Extract all lines containing "მჯერა".
^^^^
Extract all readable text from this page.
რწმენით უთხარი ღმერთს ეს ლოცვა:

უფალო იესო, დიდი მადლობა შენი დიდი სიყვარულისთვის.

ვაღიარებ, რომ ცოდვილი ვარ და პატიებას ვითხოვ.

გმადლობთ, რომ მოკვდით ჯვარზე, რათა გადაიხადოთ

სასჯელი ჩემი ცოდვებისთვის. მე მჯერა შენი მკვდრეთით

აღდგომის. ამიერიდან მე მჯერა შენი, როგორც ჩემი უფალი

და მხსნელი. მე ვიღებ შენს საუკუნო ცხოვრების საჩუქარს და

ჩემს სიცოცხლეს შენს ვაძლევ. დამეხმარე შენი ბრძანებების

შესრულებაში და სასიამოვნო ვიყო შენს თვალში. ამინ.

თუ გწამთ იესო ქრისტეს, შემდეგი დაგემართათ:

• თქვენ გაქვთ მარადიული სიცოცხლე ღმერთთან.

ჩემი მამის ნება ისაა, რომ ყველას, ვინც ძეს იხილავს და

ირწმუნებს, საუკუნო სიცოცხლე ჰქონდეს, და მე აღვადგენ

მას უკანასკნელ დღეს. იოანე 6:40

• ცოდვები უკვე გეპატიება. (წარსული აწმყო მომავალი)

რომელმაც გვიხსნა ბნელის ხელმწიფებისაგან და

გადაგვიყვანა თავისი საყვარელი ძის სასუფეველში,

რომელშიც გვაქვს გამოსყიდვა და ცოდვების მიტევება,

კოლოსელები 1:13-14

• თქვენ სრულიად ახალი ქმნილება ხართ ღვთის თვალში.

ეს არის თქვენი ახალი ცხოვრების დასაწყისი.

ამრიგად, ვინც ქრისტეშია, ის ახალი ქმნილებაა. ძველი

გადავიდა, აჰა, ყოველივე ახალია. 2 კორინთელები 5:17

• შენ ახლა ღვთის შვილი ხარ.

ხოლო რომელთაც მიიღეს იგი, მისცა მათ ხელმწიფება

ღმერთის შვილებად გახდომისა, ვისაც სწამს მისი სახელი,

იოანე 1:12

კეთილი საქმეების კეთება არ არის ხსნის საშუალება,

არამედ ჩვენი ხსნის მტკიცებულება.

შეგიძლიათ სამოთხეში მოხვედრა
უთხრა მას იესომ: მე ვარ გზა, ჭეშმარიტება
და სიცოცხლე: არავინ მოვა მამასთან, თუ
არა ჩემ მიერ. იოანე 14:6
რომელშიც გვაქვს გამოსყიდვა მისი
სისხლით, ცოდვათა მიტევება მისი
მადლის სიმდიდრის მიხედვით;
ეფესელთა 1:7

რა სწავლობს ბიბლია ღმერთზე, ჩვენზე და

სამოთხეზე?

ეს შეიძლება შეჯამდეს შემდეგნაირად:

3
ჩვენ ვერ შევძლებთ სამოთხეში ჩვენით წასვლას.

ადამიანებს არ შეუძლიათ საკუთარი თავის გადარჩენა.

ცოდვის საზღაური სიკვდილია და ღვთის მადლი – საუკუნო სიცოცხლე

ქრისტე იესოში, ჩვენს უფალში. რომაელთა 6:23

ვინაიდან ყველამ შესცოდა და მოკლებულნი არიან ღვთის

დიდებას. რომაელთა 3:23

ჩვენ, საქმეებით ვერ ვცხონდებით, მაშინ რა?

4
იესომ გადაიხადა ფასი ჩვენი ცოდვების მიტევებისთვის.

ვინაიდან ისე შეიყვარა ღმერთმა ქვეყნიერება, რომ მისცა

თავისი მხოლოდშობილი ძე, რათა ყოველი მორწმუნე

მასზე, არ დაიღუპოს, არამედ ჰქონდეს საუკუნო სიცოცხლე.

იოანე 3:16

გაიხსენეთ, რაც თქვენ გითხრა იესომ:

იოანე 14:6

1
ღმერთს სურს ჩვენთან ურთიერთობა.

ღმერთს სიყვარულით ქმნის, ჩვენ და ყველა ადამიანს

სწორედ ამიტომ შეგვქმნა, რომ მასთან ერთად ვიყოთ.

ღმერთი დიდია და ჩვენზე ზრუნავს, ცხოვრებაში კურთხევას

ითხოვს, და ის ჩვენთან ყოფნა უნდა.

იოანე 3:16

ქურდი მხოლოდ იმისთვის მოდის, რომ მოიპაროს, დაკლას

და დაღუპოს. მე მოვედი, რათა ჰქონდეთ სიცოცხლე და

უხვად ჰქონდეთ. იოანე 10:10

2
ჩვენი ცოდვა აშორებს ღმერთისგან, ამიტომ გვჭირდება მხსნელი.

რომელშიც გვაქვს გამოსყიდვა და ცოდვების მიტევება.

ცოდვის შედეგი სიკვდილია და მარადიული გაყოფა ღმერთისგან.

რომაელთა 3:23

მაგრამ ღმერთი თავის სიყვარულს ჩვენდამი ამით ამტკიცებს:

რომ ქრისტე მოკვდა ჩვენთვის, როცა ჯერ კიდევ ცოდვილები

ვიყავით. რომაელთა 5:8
^^^^
Result of the task:
სასჯელი ჩემი ცოდვებისთვის. მე მჯერა შენი მკვდრეთით
აღდგომის. ამიერიდან მე მჯერა შენი, როგორც ჩემი უფალი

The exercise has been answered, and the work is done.